Write out the records word for word, with no pictures.

Dataset entries

****************

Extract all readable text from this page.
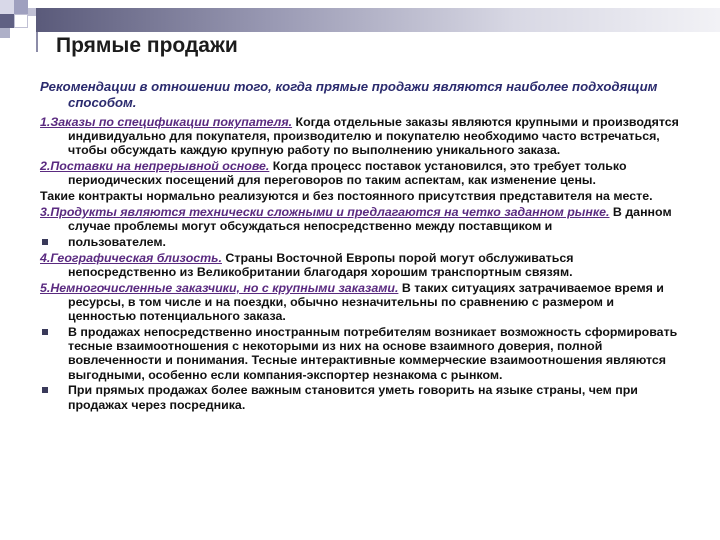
Прямые продажи

Рекомендации в отношении того, когда прямые продажи являются наиболее подходящим способом.

1.Заказы по спецификации покупателя. Когда отдельные заказы являются крупными и производятся индивидуально для покупателя, производителю и покупателю необходимо часто встречаться, чтобы обсуждать каждую крупную работу по выполнению уникального заказа.

2.Поставки на непрерывной основе. Когда процесс поставок установился, это требует только периодических посещений для переговоров по таким аспектам, как изменение цены.

Такие контракты нормально реализуются и без постоянного присутствия представителя на месте.

3.Продукты являются технически сложными и предлагаются на четко заданном рынке. В данном случае проблемы могут обсуждаться непосредственно между поставщиком и

пользователем.

4.Географическая близость. Страны Восточной Европы порой могут обслуживаться непосредственно из Великобритании благодаря хорошим транспортным связям.

5.Немногочисленные заказчики, но с крупными заказами. В таких ситуациях затрачиваемое время и ресурсы, в том числе и на поездки, обычно незначительны по сравнению с размером и ценностью потенциального заказа.

В продажах непосредственно иностранным потребителям возникает возможность сформировать тесные взаимоотношения с некоторыми из них на основе взаимного доверия, полной вовлеченности и понимания. Тесные интерактивные коммерческие взаимоотношения являются выгодными, особенно если компания-экспортер незнакома с рынком.

При прямых продажах более важным становится уметь говорить на языке страны, чем при продажах через посредника.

****************

[Result for this task]:
Extract all readable text from this page.
Прямые продажи

Рекомендации в отношении того, когда прямые продажи являются наиболее подходящим способом.

1.Заказы по спецификации покупателя. Когда отдельные заказы являются крупными и производятся индивидуально для покупателя, производителю и покупателю необходимо часто встречаться, чтобы обсуждать каждую крупную работу по выполнению уникального заказа.

2.Поставки на непрерывной основе. Когда процесс поставок установился, это требует только периодических посещений для переговоров по таким аспектам, как изменение цены.

Такие контракты нормально реализуются и без постоянного присутствия представителя на месте.

3.Продукты являются технически сложными и предлагаются на четко заданном рынке. В данном случае проблемы могут обсуждаться непосредственно между поставщиком и

пользователем.

4.Географическая близость. Страны Восточной Европы порой могут обслуживаться непосредственно из Великобритании благодаря хорошим транспортным связям.

5.Немногочисленные заказчики, но с крупными заказами. В таких ситуациях затрачиваемое время и ресурсы, в том числе и на поездки, обычно незначительны по сравнению с размером и ценностью потенциального заказа.

В продажах непосредственно иностранным потребителям возникает возможность сформировать тесные взаимоотношения с некоторыми из них на основе взаимного доверия, полной вовлеченности и понимания. Тесные интерактивные коммерческие взаимоотношения являются выгодными, особенно если компания-экспортер незнакома с рынком.

При прямых продажах более важным становится уметь говорить на языке страны, чем при продажах через посредника.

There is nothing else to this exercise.